== Data excerpts ==

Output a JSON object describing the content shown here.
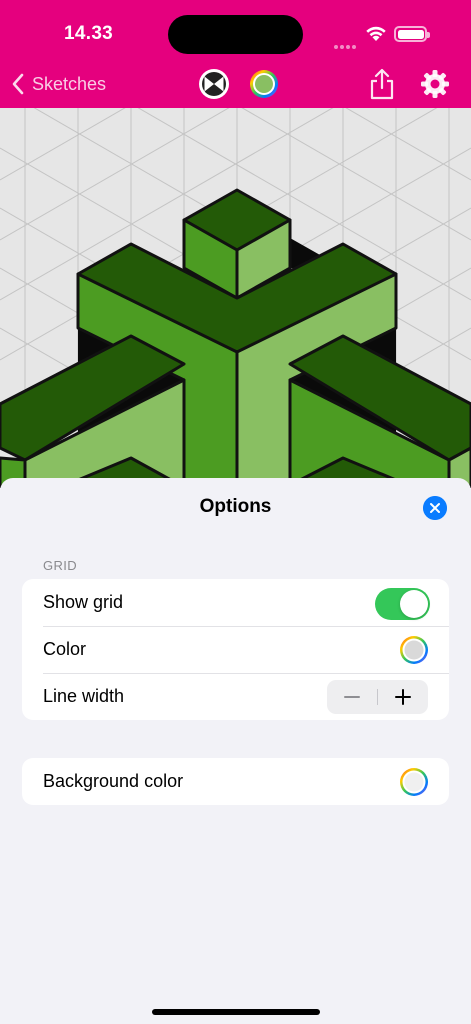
{
  "status_bar": {
    "time": "14.33"
  },
  "nav": {
    "back_label": "Sketches"
  },
  "options_sheet": {
    "title": "Options",
    "grid_section": {
      "header": "GRID",
      "rows": [
        {
          "label": "Show grid",
          "control": "toggle",
          "value": true
        },
        {
          "label": "Color",
          "control": "color-well"
        },
        {
          "label": "Line width",
          "control": "stepper"
        }
      ]
    },
    "background_row": {
      "label": "Background color",
      "control": "color-well"
    }
  },
  "colors": {
    "accent": "#e5007e",
    "toggle_on": "#34c759",
    "close_button": "#0a7cff",
    "cube_top": "#235a07",
    "cube_left": "#4c9c22",
    "cube_right": "#89bf62",
    "canvas_background": "#e6e6e6"
  }
}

== Work to do ==
Leave out the pictures and transcribe everything else exactly.

== Full output ==
Output a JSON object describing the content shown here.
{
  "status_bar": {
    "time": "14.33"
  },
  "nav": {
    "back_label": "Sketches"
  },
  "options_sheet": {
    "title": "Options",
    "grid_section": {
      "header": "GRID",
      "rows": [
        {
          "label": "Show grid",
          "control": "toggle",
          "value": true
        },
        {
          "label": "Color",
          "control": "color-well"
        },
        {
          "label": "Line width",
          "control": "stepper"
        }
      ]
    },
    "background_row": {
      "label": "Background color",
      "control": "color-well"
    }
  },
  "colors": {
    "accent": "#e5007e",
    "toggle_on": "#34c759",
    "close_button": "#0a7cff",
    "cube_top": "#235a07",
    "cube_left": "#4c9c22",
    "cube_right": "#89bf62",
    "canvas_background": "#e6e6e6"
  }
}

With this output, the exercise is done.